• Data excerpts:
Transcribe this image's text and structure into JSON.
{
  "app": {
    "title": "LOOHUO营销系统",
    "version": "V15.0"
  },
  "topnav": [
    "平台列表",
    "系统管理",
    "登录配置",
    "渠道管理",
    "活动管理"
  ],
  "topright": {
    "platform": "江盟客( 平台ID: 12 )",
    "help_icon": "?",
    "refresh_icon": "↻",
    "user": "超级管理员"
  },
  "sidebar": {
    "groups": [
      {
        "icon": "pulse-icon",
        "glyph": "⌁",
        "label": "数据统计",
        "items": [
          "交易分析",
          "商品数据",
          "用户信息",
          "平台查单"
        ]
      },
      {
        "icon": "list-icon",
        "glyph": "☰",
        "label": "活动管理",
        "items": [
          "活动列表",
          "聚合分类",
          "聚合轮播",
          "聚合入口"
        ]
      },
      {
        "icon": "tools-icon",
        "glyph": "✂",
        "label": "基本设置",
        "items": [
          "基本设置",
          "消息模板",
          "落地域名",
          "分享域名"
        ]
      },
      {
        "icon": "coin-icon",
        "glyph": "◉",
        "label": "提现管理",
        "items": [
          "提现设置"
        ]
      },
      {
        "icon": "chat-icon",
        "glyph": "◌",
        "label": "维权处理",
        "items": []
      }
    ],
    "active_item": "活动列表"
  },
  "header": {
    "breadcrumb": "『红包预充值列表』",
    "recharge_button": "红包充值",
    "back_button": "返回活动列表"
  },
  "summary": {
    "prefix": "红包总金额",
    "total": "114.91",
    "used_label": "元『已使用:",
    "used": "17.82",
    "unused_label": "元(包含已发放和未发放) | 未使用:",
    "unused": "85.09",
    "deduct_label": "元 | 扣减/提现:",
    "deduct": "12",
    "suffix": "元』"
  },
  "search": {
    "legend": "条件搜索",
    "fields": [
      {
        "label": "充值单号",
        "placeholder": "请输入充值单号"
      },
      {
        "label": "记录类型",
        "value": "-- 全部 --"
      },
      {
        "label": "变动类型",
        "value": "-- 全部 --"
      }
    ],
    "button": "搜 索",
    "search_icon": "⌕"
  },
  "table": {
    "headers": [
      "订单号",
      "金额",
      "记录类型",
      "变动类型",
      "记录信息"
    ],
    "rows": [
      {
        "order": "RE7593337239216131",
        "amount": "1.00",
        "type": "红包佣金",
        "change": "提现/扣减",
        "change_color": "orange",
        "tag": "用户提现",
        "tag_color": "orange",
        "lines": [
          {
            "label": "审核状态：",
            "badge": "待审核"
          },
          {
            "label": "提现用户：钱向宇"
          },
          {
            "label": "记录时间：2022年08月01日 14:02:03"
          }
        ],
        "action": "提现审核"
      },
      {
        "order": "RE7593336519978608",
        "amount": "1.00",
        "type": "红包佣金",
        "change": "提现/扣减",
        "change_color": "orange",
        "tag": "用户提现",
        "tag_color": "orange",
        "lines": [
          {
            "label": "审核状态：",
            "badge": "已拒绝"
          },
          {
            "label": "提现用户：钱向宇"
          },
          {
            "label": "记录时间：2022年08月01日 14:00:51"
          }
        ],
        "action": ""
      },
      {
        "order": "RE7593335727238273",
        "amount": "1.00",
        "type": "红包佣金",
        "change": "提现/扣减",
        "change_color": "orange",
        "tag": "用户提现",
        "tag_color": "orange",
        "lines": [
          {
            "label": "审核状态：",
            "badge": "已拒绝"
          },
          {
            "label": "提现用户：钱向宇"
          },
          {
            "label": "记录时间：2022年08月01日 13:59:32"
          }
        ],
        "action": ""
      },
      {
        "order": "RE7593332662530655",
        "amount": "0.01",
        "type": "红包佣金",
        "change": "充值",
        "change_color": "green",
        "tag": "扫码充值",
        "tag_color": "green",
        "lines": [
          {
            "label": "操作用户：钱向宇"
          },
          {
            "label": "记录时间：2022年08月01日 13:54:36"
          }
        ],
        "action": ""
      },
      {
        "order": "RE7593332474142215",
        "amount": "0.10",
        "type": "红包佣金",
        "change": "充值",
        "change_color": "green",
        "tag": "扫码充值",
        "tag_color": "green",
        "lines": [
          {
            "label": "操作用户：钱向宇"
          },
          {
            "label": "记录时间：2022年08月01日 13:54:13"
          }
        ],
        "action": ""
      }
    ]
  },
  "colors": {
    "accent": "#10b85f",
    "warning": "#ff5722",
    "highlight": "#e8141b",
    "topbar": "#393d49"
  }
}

• Task directions: Copy each line of the data exactly, leaving nothing out.

• Reply:
Transcribe this image's text and structure into JSON.
{
  "app": {
    "title": "LOOHUO营销系统",
    "version": "V15.0"
  },
  "topnav": [
    "平台列表",
    "系统管理",
    "登录配置",
    "渠道管理",
    "活动管理"
  ],
  "topright": {
    "platform": "江盟客( 平台ID: 12 )",
    "help_icon": "?",
    "refresh_icon": "↻",
    "user": "超级管理员"
  },
  "sidebar": {
    "groups": [
      {
        "icon": "pulse-icon",
        "glyph": "⌁",
        "label": "数据统计",
        "items": [
          "交易分析",
          "商品数据",
          "用户信息",
          "平台查单"
        ]
      },
      {
        "icon": "list-icon",
        "glyph": "☰",
        "label": "活动管理",
        "items": [
          "活动列表",
          "聚合分类",
          "聚合轮播",
          "聚合入口"
        ]
      },
      {
        "icon": "tools-icon",
        "glyph": "✂",
        "label": "基本设置",
        "items": [
          "基本设置",
          "消息模板",
          "落地域名",
          "分享域名"
        ]
      },
      {
        "icon": "coin-icon",
        "glyph": "◉",
        "label": "提现管理",
        "items": [
          "提现设置"
        ]
      },
      {
        "icon": "chat-icon",
        "glyph": "◌",
        "label": "维权处理",
        "items": []
      }
    ],
    "active_item": "活动列表"
  },
  "header": {
    "breadcrumb": "『红包预充值列表』",
    "recharge_button": "红包充值",
    "back_button": "返回活动列表"
  },
  "summary": {
    "prefix": "红包总金额",
    "total": "114.91",
    "used_label": "元『已使用:",
    "used": "17.82",
    "unused_label": "元(包含已发放和未发放) | 未使用:",
    "unused": "85.09",
    "deduct_label": "元 | 扣减/提现:",
    "deduct": "12",
    "suffix": "元』"
  },
  "search": {
    "legend": "条件搜索",
    "fields": [
      {
        "label": "充值单号",
        "placeholder": "请输入充值单号"
      },
      {
        "label": "记录类型",
        "value": "-- 全部 --"
      },
      {
        "label": "变动类型",
        "value": "-- 全部 --"
      }
    ],
    "button": "搜 索",
    "search_icon": "⌕"
  },
  "table": {
    "headers": [
      "订单号",
      "金额",
      "记录类型",
      "变动类型",
      "记录信息"
    ],
    "rows": [
      {
        "order": "RE7593337239216131",
        "amount": "1.00",
        "type": "红包佣金",
        "change": "提现/扣减",
        "change_color": "orange",
        "tag": "用户提现",
        "tag_color": "orange",
        "lines": [
          {
            "label": "审核状态：",
            "badge": "待审核"
          },
          {
            "label": "提现用户：钱向宇"
          },
          {
            "label": "记录时间：2022年08月01日 14:02:03"
          }
        ],
        "action": "提现审核"
      },
      {
        "order": "RE7593336519978608",
        "amount": "1.00",
        "type": "红包佣金",
        "change": "提现/扣减",
        "change_color": "orange",
        "tag": "用户提现",
        "tag_color": "orange",
        "lines": [
          {
            "label": "审核状态：",
            "badge": "已拒绝"
          },
          {
            "label": "提现用户：钱向宇"
          },
          {
            "label": "记录时间：2022年08月01日 14:00:51"
          }
        ],
        "action": ""
      },
      {
        "order": "RE7593335727238273",
        "amount": "1.00",
        "type": "红包佣金",
        "change": "提现/扣减",
        "change_color": "orange",
        "tag": "用户提现",
        "tag_color": "orange",
        "lines": [
          {
            "label": "审核状态：",
            "badge": "已拒绝"
          },
          {
            "label": "提现用户：钱向宇"
          },
          {
            "label": "记录时间：2022年08月01日 13:59:32"
          }
        ],
        "action": ""
      },
      {
        "order": "RE7593332662530655",
        "amount": "0.01",
        "type": "红包佣金",
        "change": "充值",
        "change_color": "green",
        "tag": "扫码充值",
        "tag_color": "green",
        "lines": [
          {
            "label": "操作用户：钱向宇"
          },
          {
            "label": "记录时间：2022年08月01日 13:54:36"
          }
        ],
        "action": ""
      },
      {
        "order": "RE7593332474142215",
        "amount": "0.10",
        "type": "红包佣金",
        "change": "充值",
        "change_color": "green",
        "tag": "扫码充值",
        "tag_color": "green",
        "lines": [
          {
            "label": "操作用户：钱向宇"
          },
          {
            "label": "记录时间：2022年08月01日 13:54:13"
          }
        ],
        "action": ""
      }
    ]
  },
  "colors": {
    "accent": "#10b85f",
    "warning": "#ff5722",
    "highlight": "#e8141b",
    "topbar": "#393d49"
  }
}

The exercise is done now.